======== Entries ========

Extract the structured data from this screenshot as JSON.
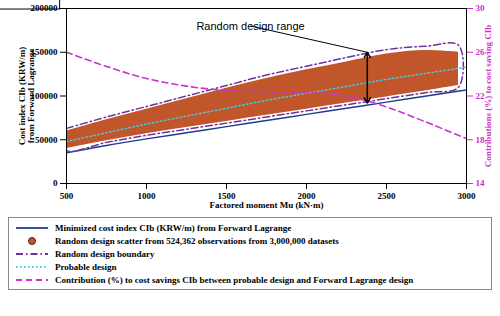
{
  "chart_data": {
    "type": "line",
    "x_label": "Factored moment Mu (kN·m)",
    "y_label": "Cost index CIb (KRW/m)\nfrom Forward Lagrange",
    "y2_label": "Contributions (%) to cost saving CIb",
    "xlim": [
      500,
      3000
    ],
    "xticks": [
      500,
      1000,
      1500,
      2000,
      2500,
      3000
    ],
    "ylim": [
      0,
      200000
    ],
    "yticks": [
      0,
      50000,
      100000,
      150000,
      200000
    ],
    "y2lim": [
      14,
      30
    ],
    "y2ticks": [
      14,
      18,
      22,
      26,
      30
    ],
    "grid": false,
    "legend": "bottom",
    "x": [
      500,
      750,
      1000,
      1250,
      1500,
      1750,
      2000,
      2250,
      2500,
      2750,
      3000
    ],
    "series": [
      {
        "name": "Minimized cost index CIb (KRW/m) from Forward Lagrange",
        "type": "line",
        "color": "#1f3d8a",
        "line_style": "solid",
        "values": [
          35000,
          43500,
          51000,
          58000,
          65000,
          72000,
          79000,
          86000,
          93000,
          100000,
          107000
        ]
      },
      {
        "name": "Random design scatter from 524,362 observations from 3,000,000 datasets",
        "type": "area",
        "color": "#c0562a",
        "marker": "circle",
        "x": [
          500,
          750,
          1000,
          1250,
          1500,
          1750,
          2000,
          2250,
          2500,
          2750,
          2950
        ],
        "values": [
          60000,
          73000,
          85000,
          97000,
          109000,
          120000,
          130000,
          139000,
          148000,
          152000,
          150000
        ],
        "lower": [
          40000,
          49000,
          57000,
          64000,
          71000,
          78000,
          85000,
          92000,
          99000,
          106000,
          112000
        ]
      },
      {
        "name": "Random design boundary",
        "type": "line",
        "color": "#7030a0",
        "line_style": "dashdot",
        "x": [
          500,
          750,
          1000,
          1250,
          1500,
          1750,
          2000,
          2250,
          2500,
          2750,
          2950,
          2950,
          2750,
          2500,
          2250,
          2000,
          1750,
          1500,
          1250,
          1000,
          750,
          500,
          500
        ],
        "values": [
          63000,
          76000,
          88000,
          100000,
          112000,
          124000,
          134000,
          144000,
          153000,
          157000,
          158000,
          110000,
          104000,
          97000,
          90000,
          83000,
          76000,
          69000,
          62000,
          55000,
          47000,
          38000,
          63000
        ]
      },
      {
        "name": "Probable design",
        "type": "line",
        "color": "#4fc3e0",
        "line_style": "dotted",
        "values": [
          48000,
          58000,
          68000,
          77000,
          86000,
          95000,
          103000,
          111000,
          119000,
          126000,
          133000
        ]
      },
      {
        "name": "Contribution (%) to cost savings CIb between probable design and Forward Lagrange design",
        "type": "line",
        "color": "#cc33cc",
        "line_style": "dashed",
        "axis": "y2",
        "values": [
          26,
          24.7,
          23.6,
          22.9,
          22.5,
          22.4,
          22.3,
          22.0,
          21.0,
          19.6,
          18.1
        ]
      }
    ],
    "annotation": {
      "text": "Random design range",
      "x": 2380,
      "y_from": 92000,
      "y_to": 150000,
      "text_x": 1650,
      "text_y": 180000
    }
  }
}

========

Copy every entry exactly as written. Pictures are excluded.

=== Written solution ===
Extract the structured data from this screenshot as JSON.
{
  "chart_data": {
    "type": "line",
    "x_label": "Factored moment Mu (kN·m)",
    "y_label": "Cost index CIb (KRW/m)\nfrom Forward Lagrange",
    "y2_label": "Contributions (%) to cost saving CIb",
    "xlim": [
      500,
      3000
    ],
    "xticks": [
      500,
      1000,
      1500,
      2000,
      2500,
      3000
    ],
    "ylim": [
      0,
      200000
    ],
    "yticks": [
      0,
      50000,
      100000,
      150000,
      200000
    ],
    "y2lim": [
      14,
      30
    ],
    "y2ticks": [
      14,
      18,
      22,
      26,
      30
    ],
    "grid": false,
    "legend": "bottom",
    "x": [
      500,
      750,
      1000,
      1250,
      1500,
      1750,
      2000,
      2250,
      2500,
      2750,
      3000
    ],
    "series": [
      {
        "name": "Minimized cost index CIb (KRW/m) from Forward Lagrange",
        "type": "line",
        "color": "#1f3d8a",
        "line_style": "solid",
        "values": [
          35000,
          43500,
          51000,
          58000,
          65000,
          72000,
          79000,
          86000,
          93000,
          100000,
          107000
        ]
      },
      {
        "name": "Random design scatter from 524,362 observations from 3,000,000 datasets",
        "type": "area",
        "color": "#c0562a",
        "marker": "circle",
        "x": [
          500,
          750,
          1000,
          1250,
          1500,
          1750,
          2000,
          2250,
          2500,
          2750,
          2950
        ],
        "values": [
          60000,
          73000,
          85000,
          97000,
          109000,
          120000,
          130000,
          139000,
          148000,
          152000,
          150000
        ],
        "lower": [
          40000,
          49000,
          57000,
          64000,
          71000,
          78000,
          85000,
          92000,
          99000,
          106000,
          112000
        ]
      },
      {
        "name": "Random design boundary",
        "type": "line",
        "color": "#7030a0",
        "line_style": "dashdot",
        "x": [
          500,
          750,
          1000,
          1250,
          1500,
          1750,
          2000,
          2250,
          2500,
          2750,
          2950,
          2950,
          2750,
          2500,
          2250,
          2000,
          1750,
          1500,
          1250,
          1000,
          750,
          500,
          500
        ],
        "values": [
          63000,
          76000,
          88000,
          100000,
          112000,
          124000,
          134000,
          144000,
          153000,
          157000,
          158000,
          110000,
          104000,
          97000,
          90000,
          83000,
          76000,
          69000,
          62000,
          55000,
          47000,
          38000,
          63000
        ]
      },
      {
        "name": "Probable design",
        "type": "line",
        "color": "#4fc3e0",
        "line_style": "dotted",
        "values": [
          48000,
          58000,
          68000,
          77000,
          86000,
          95000,
          103000,
          111000,
          119000,
          126000,
          133000
        ]
      },
      {
        "name": "Contribution (%) to cost savings CIb between probable design and Forward Lagrange design",
        "type": "line",
        "color": "#cc33cc",
        "line_style": "dashed",
        "axis": "y2",
        "values": [
          26,
          24.7,
          23.6,
          22.9,
          22.5,
          22.4,
          22.3,
          22.0,
          21.0,
          19.6,
          18.1
        ]
      }
    ],
    "annotation": {
      "text": "Random design range",
      "x": 2380,
      "y_from": 92000,
      "y_to": 150000,
      "text_x": 1650,
      "text_y": 180000
    }
  }
}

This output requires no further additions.